THE EXERCISE »
Quote verbatim the stretch of the data from the line containing "legend-label: Trt 2 [788, 252, 816, 262]" through the line containing "Localize each UI", including both of those lines.

DATASET RECORDS »
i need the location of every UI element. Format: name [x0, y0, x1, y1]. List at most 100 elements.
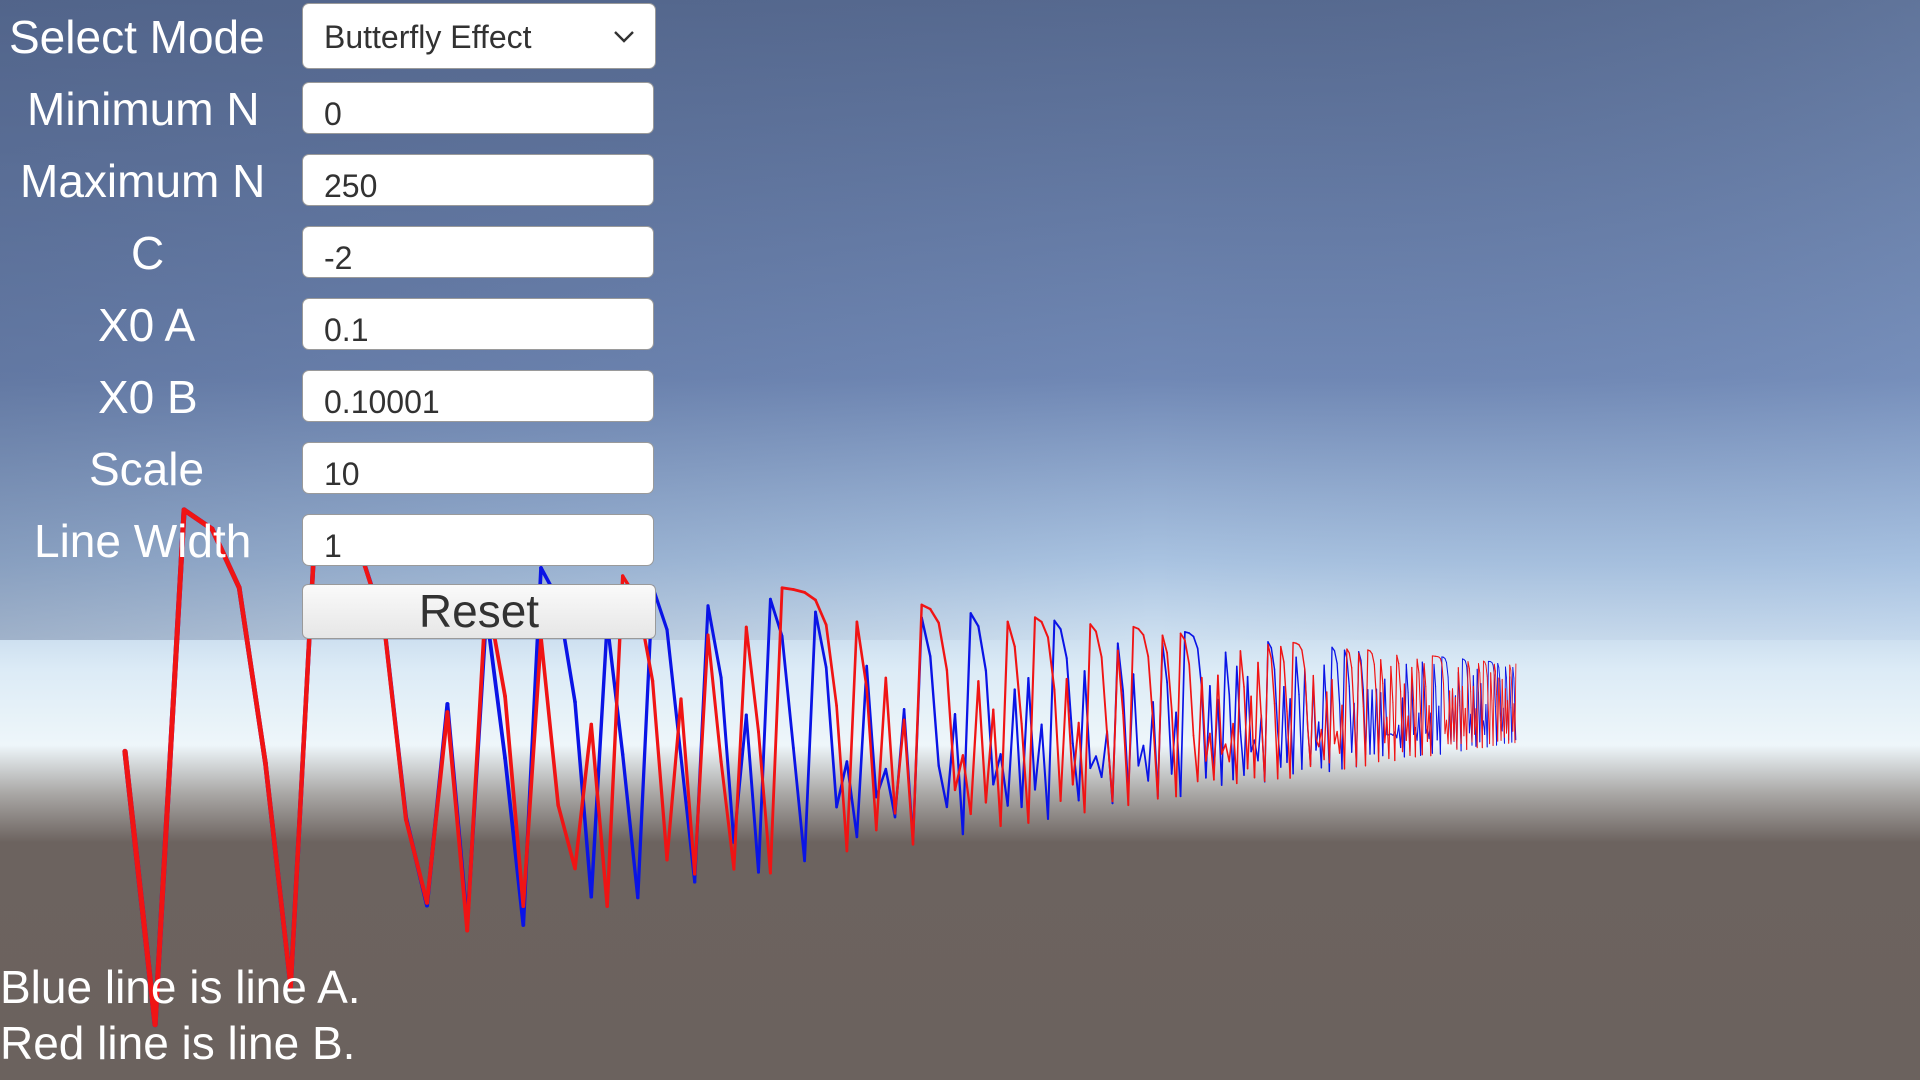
- line-segment: [1260, 716, 1266, 782]
- line-segment: [1161, 642, 1168, 684]
- x0a-label: X0 A: [98, 299, 196, 351]
- line-segment: [1292, 656, 1297, 775]
- line-width-input[interactable]: [302, 514, 654, 566]
- line-segment: [1100, 730, 1109, 779]
- scale-input[interactable]: [302, 442, 654, 494]
- line-segment: [209, 526, 242, 591]
- line-segment: [1498, 666, 1501, 682]
- line-segment: [1435, 685, 1438, 741]
- legend-line-a: Blue line is line A.: [0, 961, 361, 1013]
- line-segment: [961, 612, 972, 836]
- line-segment: [1508, 664, 1511, 744]
- line-segment: [1464, 660, 1468, 667]
- line-segment: [768, 586, 784, 875]
- line-segment: [1481, 660, 1484, 749]
- line-segment: [1499, 680, 1502, 721]
- line-segment: [1514, 663, 1517, 744]
- line-segment: [650, 679, 669, 862]
- line-segment: [403, 817, 430, 905]
- line-segment: [1373, 663, 1378, 701]
- line-segment: [1394, 654, 1398, 762]
- x0a-input[interactable]: [302, 298, 654, 350]
- line-segment: [1501, 678, 1504, 717]
- line-segment: [1152, 722, 1159, 800]
- line-segment: [1161, 634, 1168, 654]
- select-mode-dropdown[interactable]: Butterfly Effect: [302, 3, 656, 69]
- line-segment: [1213, 674, 1219, 781]
- line-segment: [1478, 663, 1481, 674]
- line-segment: [1209, 732, 1215, 781]
- scale-label: Scale: [89, 443, 205, 495]
- line-segment: [1077, 721, 1086, 814]
- line-segment: [521, 635, 543, 908]
- line-segment: [1071, 721, 1080, 786]
- line-segment: [920, 616, 932, 658]
- line-segment: [1479, 672, 1482, 704]
- line-segment: [824, 666, 838, 809]
- line-segment: [1166, 681, 1173, 775]
- line-segment: [1513, 677, 1516, 712]
- line-segment: [122, 748, 158, 1028]
- line-segment: [1188, 663, 1195, 737]
- line-segment: [1336, 662, 1341, 705]
- maximum-n-input[interactable]: [302, 154, 654, 206]
- line-segment: [1280, 685, 1285, 768]
- line-segment: [1338, 704, 1343, 754]
- line-segment: [1323, 691, 1328, 761]
- line-segment: [1166, 651, 1173, 711]
- line-segment: [1033, 616, 1043, 623]
- line-segment: [1467, 661, 1470, 669]
- line-segment: [1217, 698, 1223, 786]
- c-label: C: [131, 227, 165, 279]
- reset-button[interactable]: Reset: [302, 584, 656, 639]
- line-segment: [706, 633, 723, 764]
- line-segment: [792, 588, 806, 594]
- line-segment: [1263, 643, 1269, 782]
- line-segment: [977, 680, 988, 804]
- line-segment: [1083, 623, 1092, 814]
- line-segment: [1401, 683, 1405, 753]
- line-segment: [1040, 620, 1050, 639]
- line-segment: [999, 620, 1009, 828]
- line-segment: [1396, 654, 1400, 665]
- line-segment: [1312, 674, 1317, 740]
- line-segment: [1416, 658, 1420, 674]
- line-segment: [1257, 714, 1263, 762]
- line-segment: [1147, 655, 1154, 724]
- line-segment: [1505, 666, 1507, 679]
- line-segment: [1065, 657, 1074, 745]
- line-segment: [1378, 659, 1382, 763]
- line-segment: [1346, 648, 1350, 654]
- line-segment: [589, 722, 609, 908]
- line-segment: [263, 760, 294, 989]
- line-segment: [1095, 755, 1103, 779]
- line-segment: [1137, 627, 1145, 636]
- line-segment: [1331, 646, 1336, 652]
- line-segment: [1298, 693, 1303, 770]
- line-segment: [1100, 656, 1109, 736]
- line-segment: [152, 507, 187, 1028]
- c-input[interactable]: [302, 226, 654, 278]
- line-segment: [1006, 688, 1016, 807]
- line-segment: [893, 718, 906, 815]
- line-segment: [1485, 664, 1488, 678]
- line-segment: [1371, 689, 1375, 755]
- line-segment: [1246, 695, 1252, 770]
- x0b-input[interactable]: [302, 370, 654, 422]
- line-segment: [1309, 674, 1314, 768]
- line-segment: [693, 633, 710, 876]
- line-segment: [1175, 632, 1182, 798]
- line-segment: [1232, 665, 1238, 781]
- line-segment: [1497, 662, 1500, 668]
- line-segment: [1209, 684, 1215, 774]
- line-segment: [1411, 680, 1415, 736]
- line-segment: [961, 754, 972, 816]
- minimum-n-input[interactable]: [302, 82, 654, 134]
- line-segment: [1472, 685, 1476, 735]
- select-mode-value: Butterfly Effect: [324, 19, 532, 55]
- line-segment: [1257, 661, 1263, 719]
- line-segment: [1333, 650, 1338, 664]
- line-segment: [1480, 683, 1483, 729]
- line-segment: [1301, 649, 1306, 670]
- line-segment: [1095, 630, 1103, 659]
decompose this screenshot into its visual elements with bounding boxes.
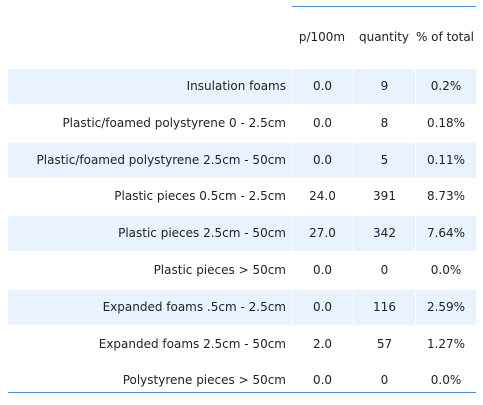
row-pct-total: 0.2%	[430, 79, 462, 93]
row-pct-total: 1.27%	[426, 336, 466, 351]
table-header: p/100m quantity % of total	[8, 6, 476, 69]
row-p100m: 0.0	[312, 115, 333, 130]
column-header-quantity: quantity	[358, 30, 410, 44]
row-label: Plastic pieces > 50cm	[153, 262, 286, 277]
row-p100m: 27.0	[309, 226, 336, 241]
table-row: Plastic/foamed polystyrene 0 - 2.5cm 0.0…	[8, 106, 476, 143]
table-row: Plastic pieces > 50cm 0.0 0 0.0%	[8, 253, 476, 290]
row-pct-total: 8.73%	[426, 189, 466, 204]
row-label: Insulation foams	[186, 79, 286, 93]
row-p100m: 0.0	[312, 152, 333, 167]
header-rule	[292, 6, 476, 7]
row-p100m: 0.0	[312, 262, 333, 277]
row-quantity: 9	[380, 79, 389, 93]
column-header-p100m: p/100m	[298, 30, 346, 44]
row-p100m: 2.0	[312, 336, 333, 351]
table-row: Insulation foams 0.0 9 0.2%	[8, 69, 476, 106]
table-row: Plastic/foamed polystyrene 2.5cm - 50cm …	[8, 142, 476, 180]
row-quantity: 342	[373, 226, 396, 241]
row-label: Expanded foams .5cm - 2.5cm	[102, 299, 286, 314]
row-label: Plastic/foamed polystyrene 0 - 2.5cm	[62, 115, 286, 130]
row-pct-total: 0.18%	[426, 115, 466, 130]
row-pct-total: 0.11%	[426, 152, 466, 167]
row-quantity: 5	[380, 152, 389, 167]
row-label: Expanded foams 2.5cm - 50cm	[98, 336, 286, 351]
row-quantity: 8	[380, 115, 389, 130]
row-quantity: 0	[380, 373, 389, 388]
table-row: Expanded foams 2.5cm - 50cm 2.0 57 1.27%	[8, 327, 476, 364]
row-quantity: 0	[380, 262, 389, 277]
bottom-rule	[8, 392, 476, 393]
row-label: Plastic pieces 0.5cm - 2.5cm	[114, 189, 286, 204]
row-pct-total: 7.64%	[426, 226, 466, 241]
row-label: Plastic/foamed polystyrene 2.5cm - 50cm	[36, 152, 286, 167]
row-pct-total: 0.0%	[430, 373, 462, 388]
row-label: Polystyrene pieces > 50cm	[122, 373, 286, 388]
row-p100m: 0.0	[312, 299, 333, 314]
table-row: Plastic pieces 2.5cm - 50cm 27.0 342 7.6…	[8, 216, 476, 253]
row-p100m: 24.0	[309, 189, 336, 204]
table-row: Expanded foams .5cm - 2.5cm 0.0 116 2.59…	[8, 289, 476, 327]
row-label: Plastic pieces 2.5cm - 50cm	[118, 226, 286, 241]
table-row: Plastic pieces 0.5cm - 2.5cm 24.0 391 8.…	[8, 179, 476, 216]
row-quantity: 57	[376, 336, 393, 351]
row-pct-total: 2.59%	[426, 299, 466, 314]
row-quantity: 116	[373, 299, 396, 314]
column-header-pct-total: % of total	[415, 30, 475, 44]
table-row: Polystyrene pieces > 50cm 0.0 0 0.0%	[8, 363, 476, 400]
row-p100m: 0.0	[312, 373, 333, 388]
row-pct-total: 0.0%	[430, 262, 462, 277]
row-quantity: 391	[373, 189, 396, 204]
row-p100m: 0.0	[312, 79, 333, 93]
table-body: Insulation foams 0.0 9 0.2% Plastic/foam…	[8, 69, 476, 400]
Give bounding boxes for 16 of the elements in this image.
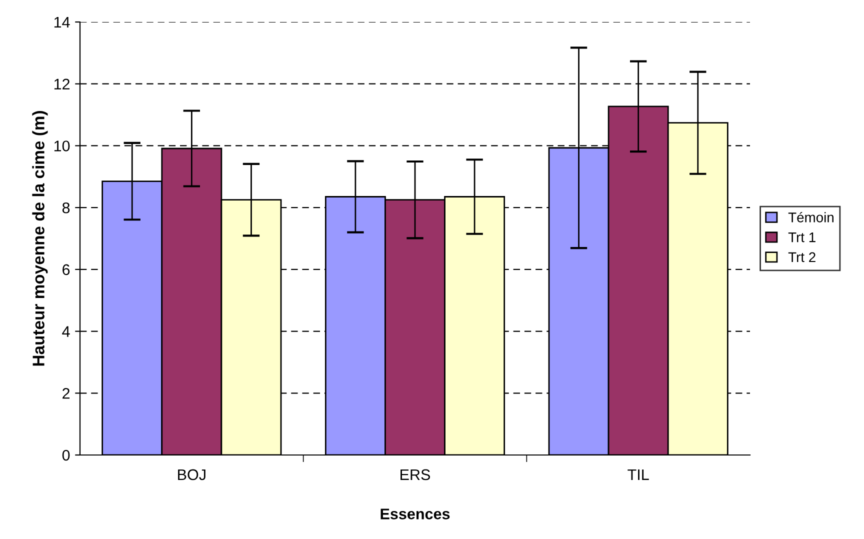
legend-label: Trt 2 [788, 252, 816, 262]
y-tick-label: 14 [54, 17, 70, 28]
legend-label: Trt 1 [788, 232, 816, 242]
y-tick-label: 2 [62, 388, 70, 399]
y-tick-label: 6 [62, 264, 70, 276]
x-tick-label: ERS [400, 469, 430, 480]
x-tick-label: TIL [628, 469, 649, 480]
legend-label: Témoin [788, 212, 834, 222]
x-tick-label: BOJ [178, 469, 206, 480]
y-tick-label: 10 [54, 140, 70, 152]
y-tick-label: 8 [62, 202, 70, 214]
y-tick-label: 4 [62, 326, 70, 337]
y-tick-label: 12 [54, 78, 70, 90]
y-tick-label: 0 [62, 450, 70, 461]
x-axis-title: Essences [380, 508, 450, 520]
y-axis-title: Hauteur moyenne de la cime (m) [32, 111, 48, 366]
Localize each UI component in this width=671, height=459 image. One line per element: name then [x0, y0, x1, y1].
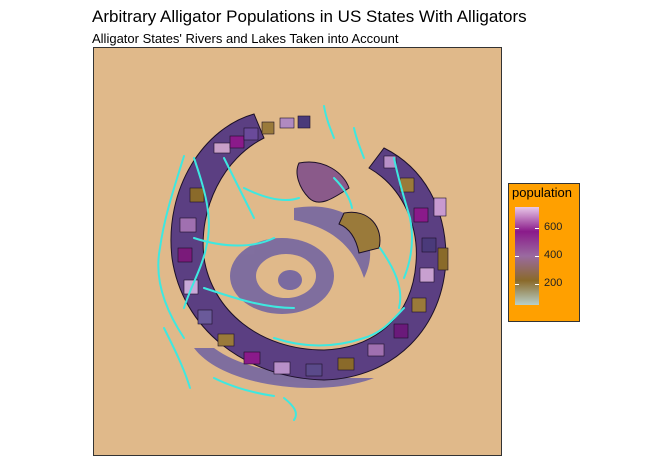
- map-title: Arbitrary Alligator Populations in US St…: [92, 7, 527, 26]
- legend-tick-label: 600: [544, 221, 563, 233]
- county-ring: [170, 113, 447, 381]
- legend: population 600 400 200: [508, 183, 580, 322]
- inner-core: [278, 270, 302, 290]
- legend-tick-mark: [535, 284, 539, 285]
- legend-tick-label: 400: [544, 249, 563, 261]
- legend-tick-label: 200: [544, 277, 563, 289]
- legend-tick-mark: [535, 256, 539, 257]
- map-subtitle: Alligator States' Rivers and Lakes Taken…: [92, 31, 399, 46]
- legend-title: population: [512, 185, 572, 200]
- legend-tick-mark: [535, 228, 539, 229]
- rivers: [157, 105, 413, 421]
- map-panel: [93, 47, 502, 456]
- legend-tick-mark: [515, 228, 519, 229]
- legend-tick-mark: [515, 284, 519, 285]
- map-canvas: [94, 48, 501, 455]
- legend-tick-mark: [515, 256, 519, 257]
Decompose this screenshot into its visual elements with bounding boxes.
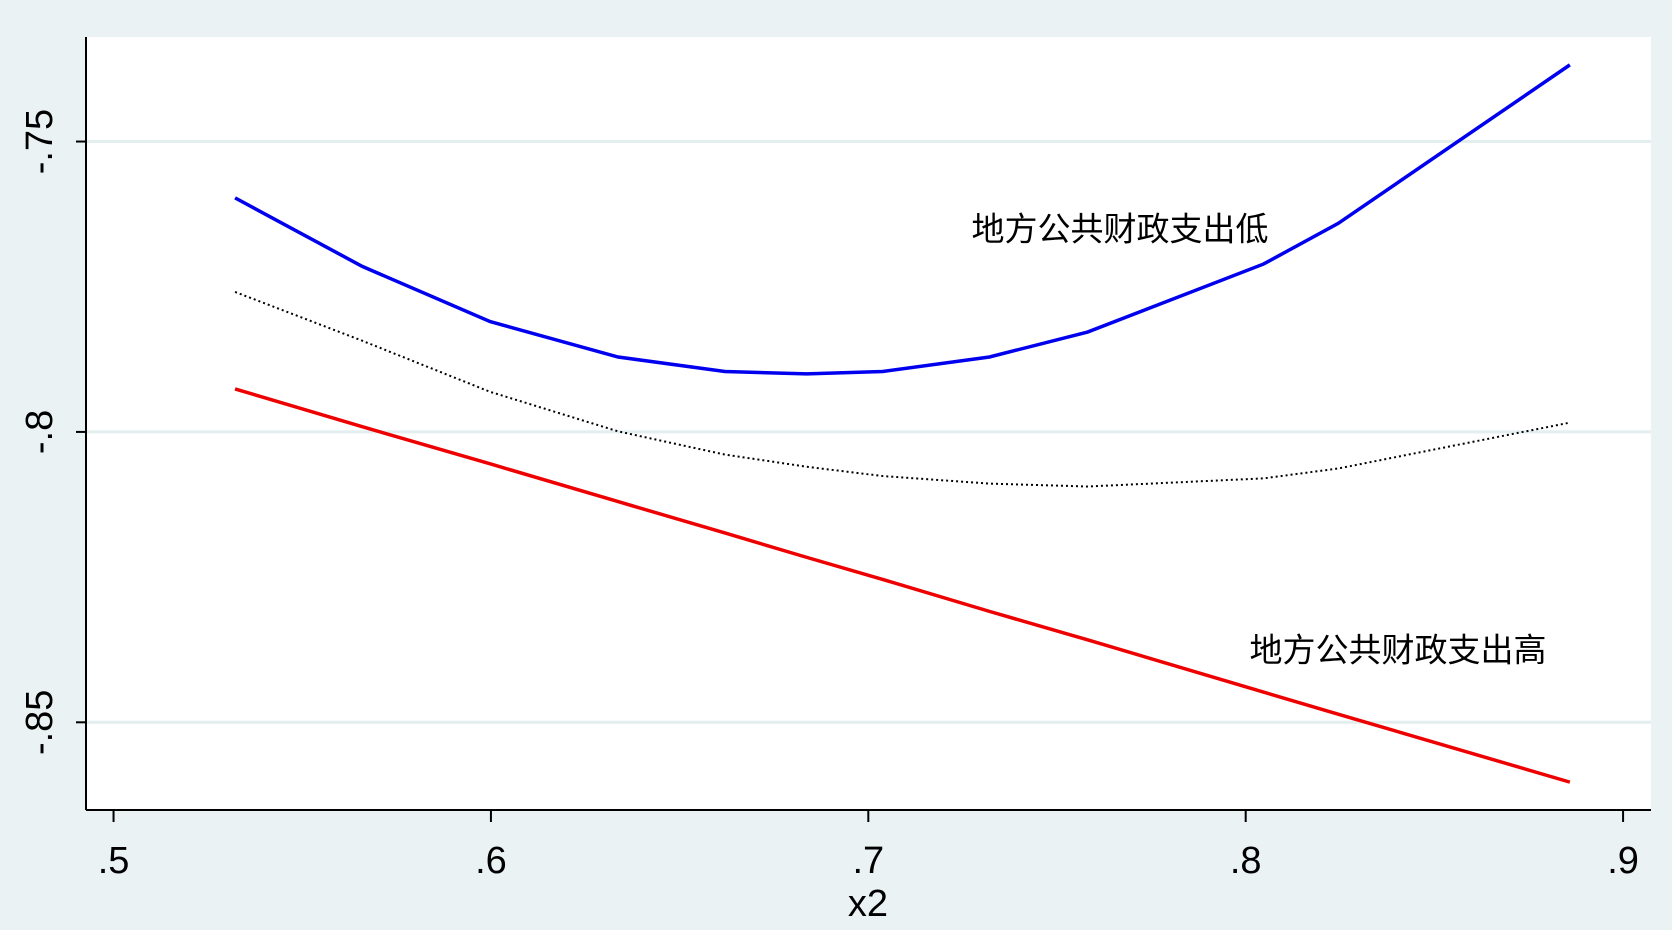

TASK RESULT »
legend-label: Trt 2 [788, 252, 816, 262]
y-tick-label: 14 [54, 17, 70, 28]
legend-label: Trt 1 [788, 232, 816, 242]
y-tick-label: 2 [62, 388, 70, 399]
y-tick-label: 6 [62, 264, 70, 276]
x-tick-label: ERS [400, 469, 430, 480]
x-tick-label: TIL [628, 469, 649, 480]
legend-label: Témoin [788, 212, 834, 222]
x-tick-label: BOJ [178, 469, 206, 480]
y-tick-label: 10 [54, 140, 70, 152]
y-tick-label: 8 [62, 202, 70, 214]
y-tick-label: 4 [62, 326, 70, 337]
y-tick-label: 12 [54, 78, 70, 90]
y-tick-label: 0 [62, 450, 70, 461]
x-axis-title: Essences [380, 508, 450, 520]
y-axis-title: Hauteur moyenne de la cime (m) [32, 111, 48, 366]
Localize each UI component in this width=671, height=459 image. One line per element: name then [x0, y0, x1, y1].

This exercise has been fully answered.